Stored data

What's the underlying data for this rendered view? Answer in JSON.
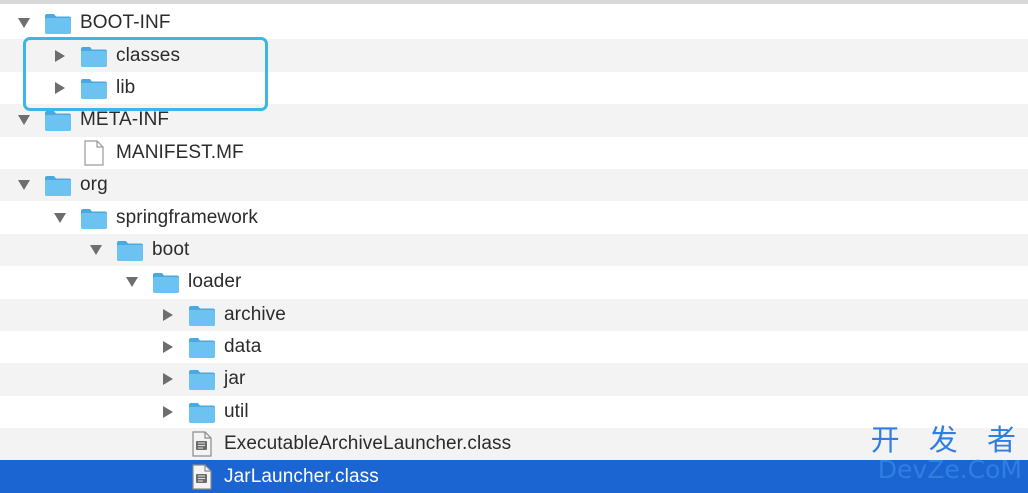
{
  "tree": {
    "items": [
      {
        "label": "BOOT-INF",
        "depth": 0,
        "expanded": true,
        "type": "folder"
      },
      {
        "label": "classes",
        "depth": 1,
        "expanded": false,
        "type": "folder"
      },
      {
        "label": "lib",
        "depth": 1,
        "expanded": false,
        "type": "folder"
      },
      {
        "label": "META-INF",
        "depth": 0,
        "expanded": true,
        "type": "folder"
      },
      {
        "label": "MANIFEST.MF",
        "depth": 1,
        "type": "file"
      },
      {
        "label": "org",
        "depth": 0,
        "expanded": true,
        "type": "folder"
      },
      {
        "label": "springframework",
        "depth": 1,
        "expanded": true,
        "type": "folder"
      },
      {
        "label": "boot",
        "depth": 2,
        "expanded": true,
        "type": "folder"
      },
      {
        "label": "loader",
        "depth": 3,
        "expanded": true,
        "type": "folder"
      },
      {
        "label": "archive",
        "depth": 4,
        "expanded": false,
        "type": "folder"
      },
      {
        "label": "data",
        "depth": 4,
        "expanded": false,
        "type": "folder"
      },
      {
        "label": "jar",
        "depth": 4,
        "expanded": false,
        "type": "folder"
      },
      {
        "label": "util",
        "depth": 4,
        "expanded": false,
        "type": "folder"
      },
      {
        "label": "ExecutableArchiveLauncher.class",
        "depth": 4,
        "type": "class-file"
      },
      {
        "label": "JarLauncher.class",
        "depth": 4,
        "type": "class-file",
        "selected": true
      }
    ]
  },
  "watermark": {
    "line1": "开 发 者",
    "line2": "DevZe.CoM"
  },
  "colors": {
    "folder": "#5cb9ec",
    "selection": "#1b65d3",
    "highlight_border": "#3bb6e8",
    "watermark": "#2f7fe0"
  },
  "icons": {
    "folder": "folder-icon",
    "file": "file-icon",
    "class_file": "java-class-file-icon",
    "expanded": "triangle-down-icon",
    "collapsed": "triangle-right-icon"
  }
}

STATED PROBLEM: Your copy should match the records word for word, with the pictures removed.

EXERCISE SOLUTION:
What's the underlying data for this rendered view? Answer in JSON.
{
  "tree": {
    "items": [
      {
        "label": "BOOT-INF",
        "depth": 0,
        "expanded": true,
        "type": "folder"
      },
      {
        "label": "classes",
        "depth": 1,
        "expanded": false,
        "type": "folder"
      },
      {
        "label": "lib",
        "depth": 1,
        "expanded": false,
        "type": "folder"
      },
      {
        "label": "META-INF",
        "depth": 0,
        "expanded": true,
        "type": "folder"
      },
      {
        "label": "MANIFEST.MF",
        "depth": 1,
        "type": "file"
      },
      {
        "label": "org",
        "depth": 0,
        "expanded": true,
        "type": "folder"
      },
      {
        "label": "springframework",
        "depth": 1,
        "expanded": true,
        "type": "folder"
      },
      {
        "label": "boot",
        "depth": 2,
        "expanded": true,
        "type": "folder"
      },
      {
        "label": "loader",
        "depth": 3,
        "expanded": true,
        "type": "folder"
      },
      {
        "label": "archive",
        "depth": 4,
        "expanded": false,
        "type": "folder"
      },
      {
        "label": "data",
        "depth": 4,
        "expanded": false,
        "type": "folder"
      },
      {
        "label": "jar",
        "depth": 4,
        "expanded": false,
        "type": "folder"
      },
      {
        "label": "util",
        "depth": 4,
        "expanded": false,
        "type": "folder"
      },
      {
        "label": "ExecutableArchiveLauncher.class",
        "depth": 4,
        "type": "class-file"
      },
      {
        "label": "JarLauncher.class",
        "depth": 4,
        "type": "class-file",
        "selected": true
      }
    ]
  },
  "watermark": {
    "line1": "开 发 者",
    "line2": "DevZe.CoM"
  },
  "colors": {
    "folder": "#5cb9ec",
    "selection": "#1b65d3",
    "highlight_border": "#3bb6e8",
    "watermark": "#2f7fe0"
  },
  "icons": {
    "folder": "folder-icon",
    "file": "file-icon",
    "class_file": "java-class-file-icon",
    "expanded": "triangle-down-icon",
    "collapsed": "triangle-right-icon"
  }
}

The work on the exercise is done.